● Do this:
Using the data below, gather each line that includes the word "showroom".
=== Exercise data ===
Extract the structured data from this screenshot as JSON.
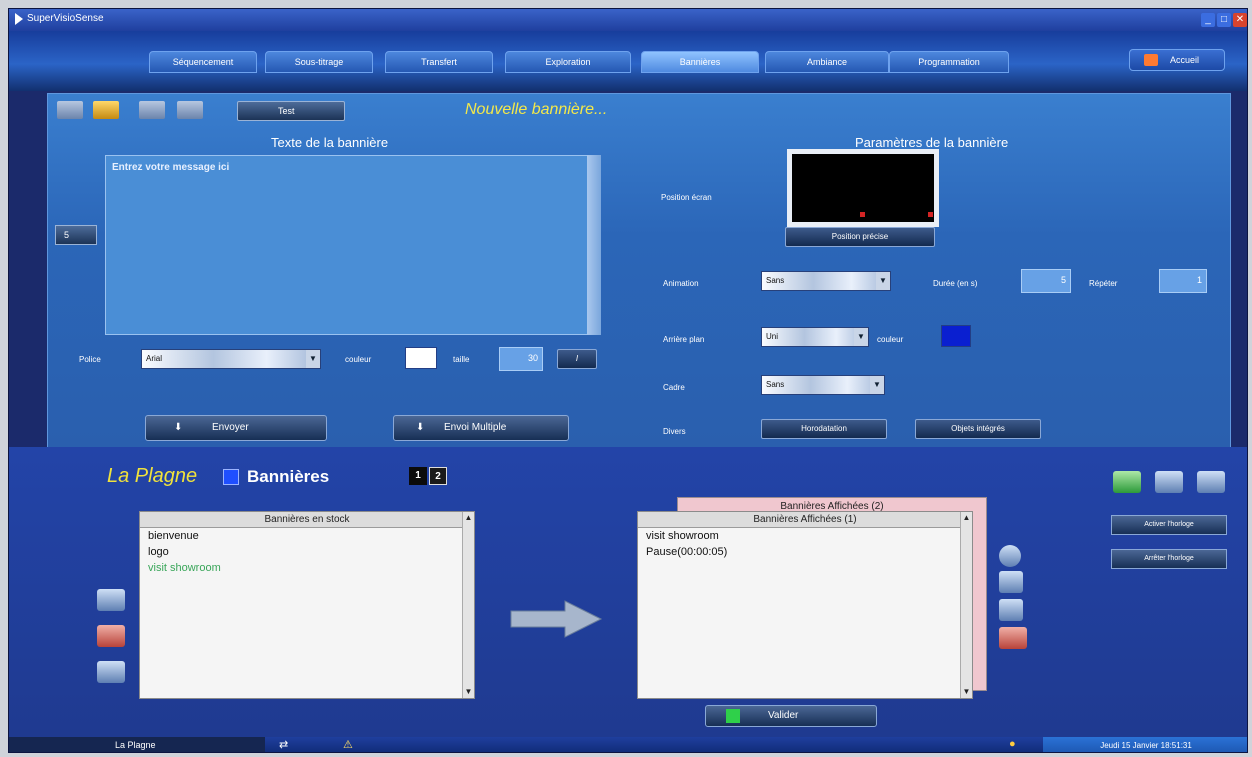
{
  "window": {
    "title": "SuperVisioSense"
  },
  "tabs": [
    {
      "label": "Séquencement"
    },
    {
      "label": "Sous-titrage"
    },
    {
      "label": "Transfert"
    },
    {
      "label": "Exploration"
    },
    {
      "label": "Bannières"
    },
    {
      "label": "Ambiance"
    },
    {
      "label": "Programmation"
    }
  ],
  "accueil_label": "Accueil",
  "editor": {
    "test_label": "Test",
    "status": "Nouvelle bannière...",
    "text_heading": "Texte de la bannière",
    "message": "Entrez votre message ici",
    "side_button": "5",
    "font_label": "Police",
    "font_value": "Arial",
    "color_label": "couleur",
    "size_label": "taille",
    "size_value": "30",
    "italic_label": "I",
    "send_label": "Envoyer",
    "send_multi_label": "Envoi Multiple"
  },
  "params": {
    "heading": "Paramètres de la bannière",
    "position_label": "Position écran",
    "precise_label": "Position précise",
    "animation_label": "Animation",
    "animation_value": "Sans",
    "duration_label": "Durée (en s)",
    "duration_value": "5",
    "repeat_label": "Répéter",
    "repeat_value": "1",
    "background_label": "Arrière plan",
    "background_value": "Uni",
    "bg_color_label": "couleur",
    "frame_label": "Cadre",
    "frame_value": "Sans",
    "misc_label": "Divers",
    "misc_btn1": "Horodatation",
    "misc_btn2": "Objets intégrés",
    "colors": {
      "text": "#ffffff",
      "background": "#0a1fd0"
    }
  },
  "bottom": {
    "site": "La Plagne",
    "section": "Bannières",
    "pages": [
      "1",
      "2"
    ],
    "stock_header": "Bannières en stock",
    "stock_items": [
      {
        "label": "bienvenue",
        "color": "#111111"
      },
      {
        "label": "logo",
        "color": "#111111"
      },
      {
        "label": "visit showroom",
        "color": "#3aa65a"
      }
    ],
    "displayed2_header": "Bannières Affichées (2)",
    "displayed1_header": "Bannières Affichées (1)",
    "displayed_items": [
      "visit showroom",
      "Pause(00:00:05)"
    ],
    "valider_label": "Valider",
    "clock_on": "Activer l'horloge",
    "clock_off": "Arrêter l'horloge"
  },
  "statusbar": {
    "site": "La Plagne",
    "datetime": "Jeudi 15 Janvier 18:51:31"
  }
}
===
● Exercise result:
        "label": "visit showroom",
      "visit showroom",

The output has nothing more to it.